**Aim of the exercise**
Each entry that follows must be output without any deviation.

**Data supplied**
** BEGIN **

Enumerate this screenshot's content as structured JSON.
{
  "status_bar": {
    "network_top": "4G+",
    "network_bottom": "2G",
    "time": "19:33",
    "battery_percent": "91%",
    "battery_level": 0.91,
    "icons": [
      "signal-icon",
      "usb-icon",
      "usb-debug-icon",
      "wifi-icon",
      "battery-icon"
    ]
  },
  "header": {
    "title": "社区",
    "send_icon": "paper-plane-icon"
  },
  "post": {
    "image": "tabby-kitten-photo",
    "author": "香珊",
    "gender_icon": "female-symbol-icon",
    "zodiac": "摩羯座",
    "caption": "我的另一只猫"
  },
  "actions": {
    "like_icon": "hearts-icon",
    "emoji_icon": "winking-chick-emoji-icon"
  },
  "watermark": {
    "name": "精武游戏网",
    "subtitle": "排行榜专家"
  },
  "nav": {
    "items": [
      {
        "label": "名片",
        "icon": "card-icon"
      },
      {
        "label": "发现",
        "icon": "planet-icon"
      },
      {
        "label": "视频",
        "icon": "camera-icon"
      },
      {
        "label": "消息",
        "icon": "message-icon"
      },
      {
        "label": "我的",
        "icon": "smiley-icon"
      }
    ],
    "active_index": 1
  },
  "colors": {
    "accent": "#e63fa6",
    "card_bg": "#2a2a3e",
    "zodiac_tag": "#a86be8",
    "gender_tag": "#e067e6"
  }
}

** END **

**Task solution**
Enumerate this screenshot's content as structured JSON.
{
  "status_bar": {
    "network_top": "4G+",
    "network_bottom": "2G",
    "time": "19:33",
    "battery_percent": "91%",
    "battery_level": 0.91,
    "icons": [
      "signal-icon",
      "usb-icon",
      "usb-debug-icon",
      "wifi-icon",
      "battery-icon"
    ]
  },
  "header": {
    "title": "社区",
    "send_icon": "paper-plane-icon"
  },
  "post": {
    "image": "tabby-kitten-photo",
    "author": "香珊",
    "gender_icon": "female-symbol-icon",
    "zodiac": "摩羯座",
    "caption": "我的另一只猫"
  },
  "actions": {
    "like_icon": "hearts-icon",
    "emoji_icon": "winking-chick-emoji-icon"
  },
  "watermark": {
    "name": "精武游戏网",
    "subtitle": "排行榜专家"
  },
  "nav": {
    "items": [
      {
        "label": "名片",
        "icon": "card-icon"
      },
      {
        "label": "发现",
        "icon": "planet-icon"
      },
      {
        "label": "视频",
        "icon": "camera-icon"
      },
      {
        "label": "消息",
        "icon": "message-icon"
      },
      {
        "label": "我的",
        "icon": "smiley-icon"
      }
    ],
    "active_index": 1
  },
  "colors": {
    "accent": "#e63fa6",
    "card_bg": "#2a2a3e",
    "zodiac_tag": "#a86be8",
    "gender_tag": "#e067e6"
  }
}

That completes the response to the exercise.